[BEGIN Data rows]

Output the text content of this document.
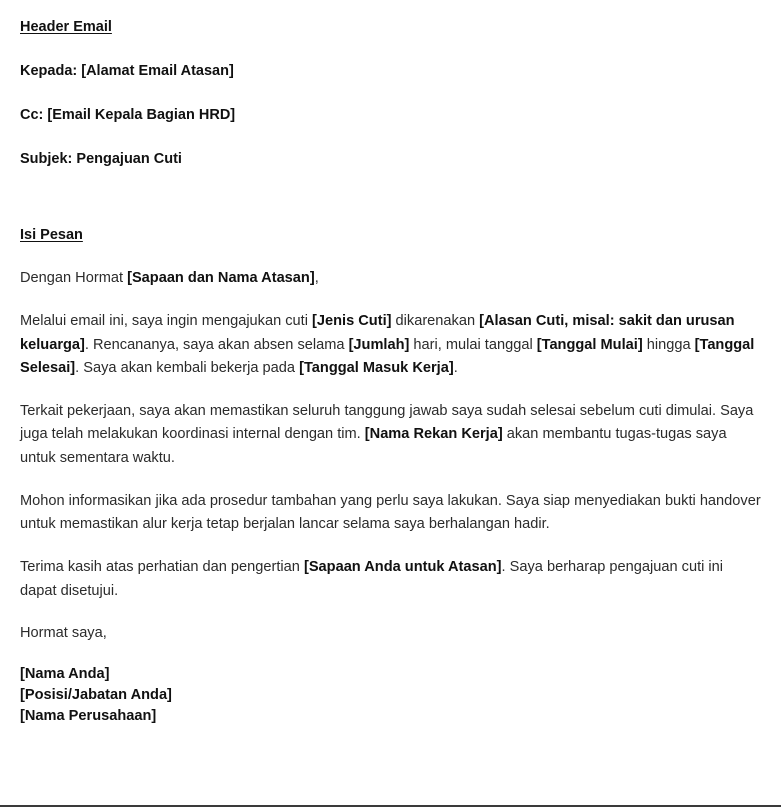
Header Email

Kepada: [Alamat Email Atasan]

Cc: [Email Kepala Bagian HRD]

Subjek: Pengajuan Cuti

Isi Pesan

Dengan Hormat [Sapaan dan Nama Atasan],

Melalui email ini, saya ingin mengajukan cuti [Jenis Cuti] dikarenakan [Alasan Cuti, misal: sakit dan urusan keluarga]. Rencananya, saya akan absen selama [Jumlah] hari, mulai tanggal [Tanggal Mulai] hingga [Tanggal Selesai]. Saya akan kembali bekerja pada [Tanggal Masuk Kerja].

Terkait pekerjaan, saya akan memastikan seluruh tanggung jawab saya sudah selesai sebelum cuti dimulai. Saya juga telah melakukan koordinasi internal dengan tim. [Nama Rekan Kerja] akan membantu tugas-tugas saya untuk sementara waktu.

Mohon informasikan jika ada prosedur tambahan yang perlu saya lakukan. Saya siap menyediakan bukti handover untuk memastikan alur kerja tetap berjalan lancar selama saya berhalangan hadir.

Terima kasih atas perhatian dan pengertian [Sapaan Anda untuk Atasan]. Saya berharap pengajuan cuti ini dapat disetujui.

Hormat saya,

[Nama Anda]
[Posisi/Jabatan Anda]
[Nama Perusahaan]
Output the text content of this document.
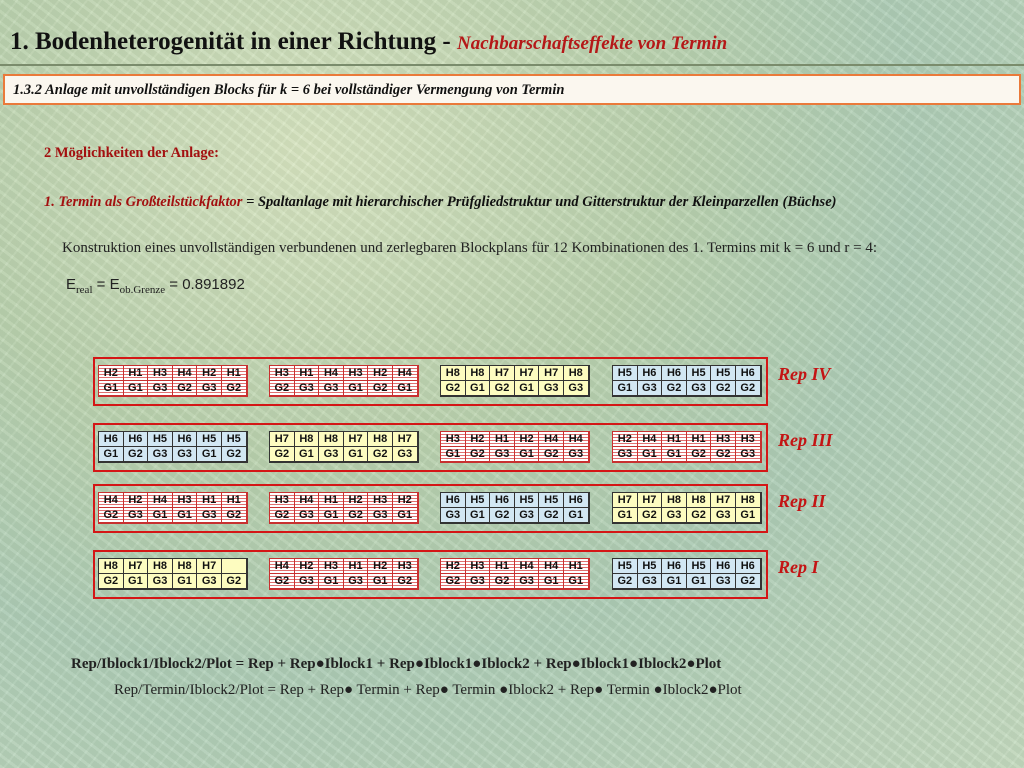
1. Bodenheterogenität in einer Richtung - Nachbarschaftseffekte von Termin
1.3.2 Anlage mit unvollständigen Blocks für k = 6 bei vollständiger Vermengung von Termin
2 Möglichkeiten der Anlage:
1. Termin als Großteilstückfaktor = Spaltanlage mit hierarchischer Prüfgliedstruktur und Gitterstruktur der Kleinparzellen (Büchse)
Konstruktion eines unvollständigen verbundenen und zerlegbaren Blockplans für 12 Kombinationen des 1. Termins mit k = 6 und r = 4:
$E_{real} = E_{ob.Grenze} = 0.891892$
Rep IV
H2 H1 H3 H4 H2 H1
G1 G1 G3 G2 G3 G2
H3 H1 H4 H3 H2 H4
G2 G3 G3 G1 G2 G1
H8 H8 H7 H7 H7 H8
G2 G1 G2 G1 G3 G3
H5 H6 H6 H5 H5 H6
G1 G3 G2 G3 G2 G2
Rep III
H6 H6 H5 H6 H5 H5
G1 G2 G3 G3 G1 G2
H7 H8 H8 H7 H8 H7
G2 G1 G3 G1 G2 G3
H3 H2 H1 H2 H4 H4
G1 G2 G3 G1 G2 G3
H2 H4 H1 H1 H3 H3
G3 G1 G1 G2 G2 G3
Rep II
H4 H2 H4 H3 H1 H1
G2 G3 G1 G1 G3 G2
H3 H4 H1 H2 H3 H2
G2 G3 G1 G2 G3 G1
H6 H5 H6 H5 H5 H6
G3 G1 G2 G3 G2 G1
H7 H7 H8 H8 H7 H8
G1 G2 G3 G2 G3 G1
Rep I
H8 H7 H8 H8 H7
G2 G1 G3 G1 G3 G2
H4 H2 H3 H1 H2 H3
G2 G3 G1 G3 G1 G2
H2 H3 H1 H4 H4 H1
G2 G3 G2 G3 G1 G1
H5 H5 H6 H5 H6 H6
G2 G3 G1 G1 G3 G2
Rep/Iblock1/Iblock2/Plot = Rep + Rep●Iblock1 + Rep●Iblock1●Iblock2 + Rep●Iblock1●Iblock2●Plot
Rep/Termin/Iblock2/Plot = Rep + Rep● Termin + Rep● Termin ●Iblock2 + Rep● Termin ●Iblock2●Plot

[END Data rows]

→ Problem to solve
Copy each line from the records above that includes the string "Sapaan".

→ Expected answer
Dengan Hormat [Sapaan dan Nama Atasan],
Terima kasih atas perhatian dan pengertian [Sapaan Anda untuk Atasan]. Saya berharap pengajuan cuti ini dapat disetujui.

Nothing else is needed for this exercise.